Extracts from a graphics dataset
★ ★ ★

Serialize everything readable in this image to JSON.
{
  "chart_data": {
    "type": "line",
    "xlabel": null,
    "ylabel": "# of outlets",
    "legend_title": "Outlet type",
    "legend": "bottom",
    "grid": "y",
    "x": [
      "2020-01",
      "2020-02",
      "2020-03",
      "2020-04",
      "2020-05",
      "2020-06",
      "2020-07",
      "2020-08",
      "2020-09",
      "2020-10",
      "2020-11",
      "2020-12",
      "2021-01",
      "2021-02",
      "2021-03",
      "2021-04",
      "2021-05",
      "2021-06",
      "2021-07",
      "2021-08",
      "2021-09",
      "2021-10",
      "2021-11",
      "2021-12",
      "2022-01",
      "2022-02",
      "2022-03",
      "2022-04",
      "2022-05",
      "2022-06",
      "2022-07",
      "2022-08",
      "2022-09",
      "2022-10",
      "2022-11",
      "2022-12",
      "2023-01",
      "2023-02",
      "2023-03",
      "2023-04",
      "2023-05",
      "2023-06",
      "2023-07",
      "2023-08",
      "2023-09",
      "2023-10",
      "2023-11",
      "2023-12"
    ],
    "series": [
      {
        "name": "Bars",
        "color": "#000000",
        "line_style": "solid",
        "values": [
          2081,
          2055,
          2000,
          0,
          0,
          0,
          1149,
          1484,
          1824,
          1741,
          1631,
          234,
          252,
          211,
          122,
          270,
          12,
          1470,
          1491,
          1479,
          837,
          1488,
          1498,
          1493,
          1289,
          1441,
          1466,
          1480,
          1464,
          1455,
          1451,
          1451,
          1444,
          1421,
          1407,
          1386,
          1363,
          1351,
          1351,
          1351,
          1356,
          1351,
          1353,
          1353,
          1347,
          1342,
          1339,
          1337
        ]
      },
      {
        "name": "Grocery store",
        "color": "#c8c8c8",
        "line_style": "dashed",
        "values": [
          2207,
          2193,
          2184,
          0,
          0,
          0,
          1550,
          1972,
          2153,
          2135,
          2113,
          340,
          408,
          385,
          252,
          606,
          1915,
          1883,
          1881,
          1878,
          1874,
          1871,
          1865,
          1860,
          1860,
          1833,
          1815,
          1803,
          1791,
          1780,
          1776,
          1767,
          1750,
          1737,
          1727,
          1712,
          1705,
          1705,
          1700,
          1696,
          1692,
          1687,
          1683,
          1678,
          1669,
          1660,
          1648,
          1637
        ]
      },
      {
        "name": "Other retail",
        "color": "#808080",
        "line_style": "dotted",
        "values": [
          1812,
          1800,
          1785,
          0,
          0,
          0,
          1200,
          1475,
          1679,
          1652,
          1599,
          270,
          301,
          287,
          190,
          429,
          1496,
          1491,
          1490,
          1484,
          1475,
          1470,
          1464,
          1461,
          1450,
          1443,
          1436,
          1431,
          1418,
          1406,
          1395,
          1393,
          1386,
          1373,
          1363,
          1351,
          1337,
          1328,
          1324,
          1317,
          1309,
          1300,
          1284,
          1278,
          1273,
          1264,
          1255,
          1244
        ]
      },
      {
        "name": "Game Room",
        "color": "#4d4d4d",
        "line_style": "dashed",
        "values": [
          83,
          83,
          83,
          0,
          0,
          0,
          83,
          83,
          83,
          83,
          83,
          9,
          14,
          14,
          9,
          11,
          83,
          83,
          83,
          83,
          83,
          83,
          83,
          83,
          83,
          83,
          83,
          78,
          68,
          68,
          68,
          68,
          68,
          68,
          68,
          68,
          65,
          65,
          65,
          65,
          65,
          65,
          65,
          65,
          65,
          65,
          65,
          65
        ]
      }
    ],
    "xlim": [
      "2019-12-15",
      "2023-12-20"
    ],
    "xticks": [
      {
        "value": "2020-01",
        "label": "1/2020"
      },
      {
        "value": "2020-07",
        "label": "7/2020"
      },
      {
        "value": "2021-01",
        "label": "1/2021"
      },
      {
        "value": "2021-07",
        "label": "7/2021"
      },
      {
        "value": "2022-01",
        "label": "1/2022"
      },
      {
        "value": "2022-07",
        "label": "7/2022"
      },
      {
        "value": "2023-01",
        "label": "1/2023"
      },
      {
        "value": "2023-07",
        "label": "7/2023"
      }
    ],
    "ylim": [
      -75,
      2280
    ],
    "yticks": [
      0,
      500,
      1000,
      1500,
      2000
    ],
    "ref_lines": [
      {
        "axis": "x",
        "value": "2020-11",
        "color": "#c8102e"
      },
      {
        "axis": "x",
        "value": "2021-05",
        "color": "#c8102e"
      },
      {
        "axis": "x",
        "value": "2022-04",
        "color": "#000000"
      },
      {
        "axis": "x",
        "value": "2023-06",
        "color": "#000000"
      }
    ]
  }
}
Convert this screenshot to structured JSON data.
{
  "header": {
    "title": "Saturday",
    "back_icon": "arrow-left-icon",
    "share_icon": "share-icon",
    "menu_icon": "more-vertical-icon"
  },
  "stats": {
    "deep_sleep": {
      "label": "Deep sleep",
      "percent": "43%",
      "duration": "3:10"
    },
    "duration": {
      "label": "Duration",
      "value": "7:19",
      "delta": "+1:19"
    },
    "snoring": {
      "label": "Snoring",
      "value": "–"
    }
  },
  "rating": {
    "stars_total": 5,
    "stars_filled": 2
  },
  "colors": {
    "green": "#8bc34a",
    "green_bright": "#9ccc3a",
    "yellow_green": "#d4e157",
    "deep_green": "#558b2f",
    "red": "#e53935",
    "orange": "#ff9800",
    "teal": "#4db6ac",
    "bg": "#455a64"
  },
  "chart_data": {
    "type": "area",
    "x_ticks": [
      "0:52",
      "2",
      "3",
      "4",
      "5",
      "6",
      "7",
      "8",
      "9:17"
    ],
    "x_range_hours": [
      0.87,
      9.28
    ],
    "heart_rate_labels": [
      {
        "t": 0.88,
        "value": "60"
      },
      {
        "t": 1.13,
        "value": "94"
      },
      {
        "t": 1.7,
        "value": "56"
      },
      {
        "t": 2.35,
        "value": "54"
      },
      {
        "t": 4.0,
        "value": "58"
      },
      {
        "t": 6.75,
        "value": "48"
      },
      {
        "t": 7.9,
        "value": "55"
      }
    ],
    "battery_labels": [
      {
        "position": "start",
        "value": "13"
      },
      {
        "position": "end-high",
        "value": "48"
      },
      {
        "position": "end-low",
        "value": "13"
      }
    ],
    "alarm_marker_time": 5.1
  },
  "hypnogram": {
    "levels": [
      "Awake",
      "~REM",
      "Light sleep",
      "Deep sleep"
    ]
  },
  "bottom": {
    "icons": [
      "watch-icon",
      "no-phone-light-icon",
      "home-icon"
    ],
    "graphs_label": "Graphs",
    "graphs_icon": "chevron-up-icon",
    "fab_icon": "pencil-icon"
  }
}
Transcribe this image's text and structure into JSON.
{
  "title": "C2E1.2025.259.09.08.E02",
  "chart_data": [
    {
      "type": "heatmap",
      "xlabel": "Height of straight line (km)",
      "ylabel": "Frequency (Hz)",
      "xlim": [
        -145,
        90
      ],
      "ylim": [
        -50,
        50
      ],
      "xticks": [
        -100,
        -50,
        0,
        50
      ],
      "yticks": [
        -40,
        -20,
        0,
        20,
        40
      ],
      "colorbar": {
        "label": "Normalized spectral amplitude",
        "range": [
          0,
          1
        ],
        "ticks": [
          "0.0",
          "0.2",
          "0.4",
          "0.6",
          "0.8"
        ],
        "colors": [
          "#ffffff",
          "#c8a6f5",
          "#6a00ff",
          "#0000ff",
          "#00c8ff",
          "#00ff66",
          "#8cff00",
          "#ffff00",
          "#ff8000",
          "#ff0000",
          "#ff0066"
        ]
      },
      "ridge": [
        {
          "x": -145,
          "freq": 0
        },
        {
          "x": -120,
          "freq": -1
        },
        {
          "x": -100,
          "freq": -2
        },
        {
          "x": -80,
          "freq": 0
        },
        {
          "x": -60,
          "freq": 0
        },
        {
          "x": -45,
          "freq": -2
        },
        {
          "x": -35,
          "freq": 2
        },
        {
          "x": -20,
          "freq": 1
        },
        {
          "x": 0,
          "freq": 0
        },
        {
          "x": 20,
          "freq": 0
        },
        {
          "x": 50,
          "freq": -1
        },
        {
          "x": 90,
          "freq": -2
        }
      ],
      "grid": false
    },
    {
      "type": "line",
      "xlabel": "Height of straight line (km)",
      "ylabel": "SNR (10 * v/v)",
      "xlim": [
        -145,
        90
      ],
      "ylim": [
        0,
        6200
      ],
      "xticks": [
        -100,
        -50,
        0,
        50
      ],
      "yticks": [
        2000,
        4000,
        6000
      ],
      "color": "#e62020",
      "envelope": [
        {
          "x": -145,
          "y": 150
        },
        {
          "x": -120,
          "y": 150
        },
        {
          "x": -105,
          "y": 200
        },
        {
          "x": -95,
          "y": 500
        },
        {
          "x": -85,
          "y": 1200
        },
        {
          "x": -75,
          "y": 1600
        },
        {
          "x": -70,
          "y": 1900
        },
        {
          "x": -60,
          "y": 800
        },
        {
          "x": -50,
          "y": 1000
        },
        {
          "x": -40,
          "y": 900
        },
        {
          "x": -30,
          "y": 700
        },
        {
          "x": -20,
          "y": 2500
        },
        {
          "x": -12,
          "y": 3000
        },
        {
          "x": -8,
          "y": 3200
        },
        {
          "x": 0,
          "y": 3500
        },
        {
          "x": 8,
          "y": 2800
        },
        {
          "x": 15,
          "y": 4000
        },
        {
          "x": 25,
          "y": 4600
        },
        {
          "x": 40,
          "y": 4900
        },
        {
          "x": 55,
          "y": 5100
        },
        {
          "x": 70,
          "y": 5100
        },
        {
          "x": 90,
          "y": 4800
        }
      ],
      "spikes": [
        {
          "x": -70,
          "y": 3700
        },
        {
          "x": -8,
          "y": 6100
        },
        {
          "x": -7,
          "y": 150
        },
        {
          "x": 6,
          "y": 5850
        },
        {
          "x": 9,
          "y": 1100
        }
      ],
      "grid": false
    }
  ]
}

★ ★ ★

=== EXERCISE OBJECTIVE ===
Exactly how many lines contain "ylabel"? State the number and nothing else.

=== OUTPUT OF THE EXERCISE ===
3